**Given request**
Pick out each line with the word "this" from the material that follows.

**Records to use**
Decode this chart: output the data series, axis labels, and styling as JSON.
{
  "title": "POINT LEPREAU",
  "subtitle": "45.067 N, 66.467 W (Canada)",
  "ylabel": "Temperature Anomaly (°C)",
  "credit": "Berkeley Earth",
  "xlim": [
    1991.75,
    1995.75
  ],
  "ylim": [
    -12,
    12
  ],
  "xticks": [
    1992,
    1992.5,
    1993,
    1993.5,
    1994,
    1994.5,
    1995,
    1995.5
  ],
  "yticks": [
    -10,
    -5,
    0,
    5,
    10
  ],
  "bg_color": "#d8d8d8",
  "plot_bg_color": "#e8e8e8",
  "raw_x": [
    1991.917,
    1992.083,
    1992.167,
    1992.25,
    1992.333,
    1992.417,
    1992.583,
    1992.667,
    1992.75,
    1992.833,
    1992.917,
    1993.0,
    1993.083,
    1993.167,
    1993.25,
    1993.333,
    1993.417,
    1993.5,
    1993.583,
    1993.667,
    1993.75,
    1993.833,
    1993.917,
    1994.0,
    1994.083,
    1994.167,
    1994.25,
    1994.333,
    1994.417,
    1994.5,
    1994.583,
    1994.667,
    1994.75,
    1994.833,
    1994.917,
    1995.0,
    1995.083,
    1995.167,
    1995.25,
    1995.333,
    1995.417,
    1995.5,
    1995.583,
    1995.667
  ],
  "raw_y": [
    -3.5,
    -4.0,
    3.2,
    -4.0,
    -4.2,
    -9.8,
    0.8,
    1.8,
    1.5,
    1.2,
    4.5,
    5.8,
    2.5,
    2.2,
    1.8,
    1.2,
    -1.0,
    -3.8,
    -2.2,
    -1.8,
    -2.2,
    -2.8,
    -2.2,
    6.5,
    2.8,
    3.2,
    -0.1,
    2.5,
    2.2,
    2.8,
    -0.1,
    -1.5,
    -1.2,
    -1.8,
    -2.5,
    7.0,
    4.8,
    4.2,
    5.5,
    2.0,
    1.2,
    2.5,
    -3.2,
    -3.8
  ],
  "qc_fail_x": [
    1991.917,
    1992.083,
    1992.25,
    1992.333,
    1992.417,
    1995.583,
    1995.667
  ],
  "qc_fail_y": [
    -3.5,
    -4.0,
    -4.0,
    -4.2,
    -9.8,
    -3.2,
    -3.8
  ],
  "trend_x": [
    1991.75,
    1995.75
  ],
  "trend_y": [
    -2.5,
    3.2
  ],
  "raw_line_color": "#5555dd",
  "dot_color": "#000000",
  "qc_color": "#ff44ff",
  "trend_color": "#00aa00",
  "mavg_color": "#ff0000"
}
---
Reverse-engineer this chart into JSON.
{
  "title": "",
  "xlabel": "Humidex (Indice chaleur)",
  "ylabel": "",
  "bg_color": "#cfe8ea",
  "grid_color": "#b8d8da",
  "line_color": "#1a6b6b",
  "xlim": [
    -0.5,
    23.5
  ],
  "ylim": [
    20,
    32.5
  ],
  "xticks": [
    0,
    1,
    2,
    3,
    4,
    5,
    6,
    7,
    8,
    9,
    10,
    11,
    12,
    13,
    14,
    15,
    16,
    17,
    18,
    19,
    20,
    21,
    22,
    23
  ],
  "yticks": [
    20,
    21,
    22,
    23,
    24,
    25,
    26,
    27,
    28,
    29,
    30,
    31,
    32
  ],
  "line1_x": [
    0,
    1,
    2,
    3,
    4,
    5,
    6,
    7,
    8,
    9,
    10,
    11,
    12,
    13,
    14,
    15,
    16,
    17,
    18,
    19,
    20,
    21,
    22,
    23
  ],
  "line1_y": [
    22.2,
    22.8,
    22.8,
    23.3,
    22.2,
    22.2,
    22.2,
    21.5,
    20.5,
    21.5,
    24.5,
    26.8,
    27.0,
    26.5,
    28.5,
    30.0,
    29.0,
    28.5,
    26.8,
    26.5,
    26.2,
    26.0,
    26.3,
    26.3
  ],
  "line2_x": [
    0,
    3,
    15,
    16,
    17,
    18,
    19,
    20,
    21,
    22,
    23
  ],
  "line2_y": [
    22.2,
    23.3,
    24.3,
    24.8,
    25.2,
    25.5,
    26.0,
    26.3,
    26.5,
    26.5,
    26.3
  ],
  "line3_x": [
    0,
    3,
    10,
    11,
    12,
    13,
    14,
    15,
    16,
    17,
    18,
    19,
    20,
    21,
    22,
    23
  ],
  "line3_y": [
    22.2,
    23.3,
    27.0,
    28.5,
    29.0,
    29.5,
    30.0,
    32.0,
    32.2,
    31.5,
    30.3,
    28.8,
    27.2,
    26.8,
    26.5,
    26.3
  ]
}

**Correct result**
Decode this chart: output the data series, axis labels, and styling as JSON.
Reverse-engineer this chart into JSON.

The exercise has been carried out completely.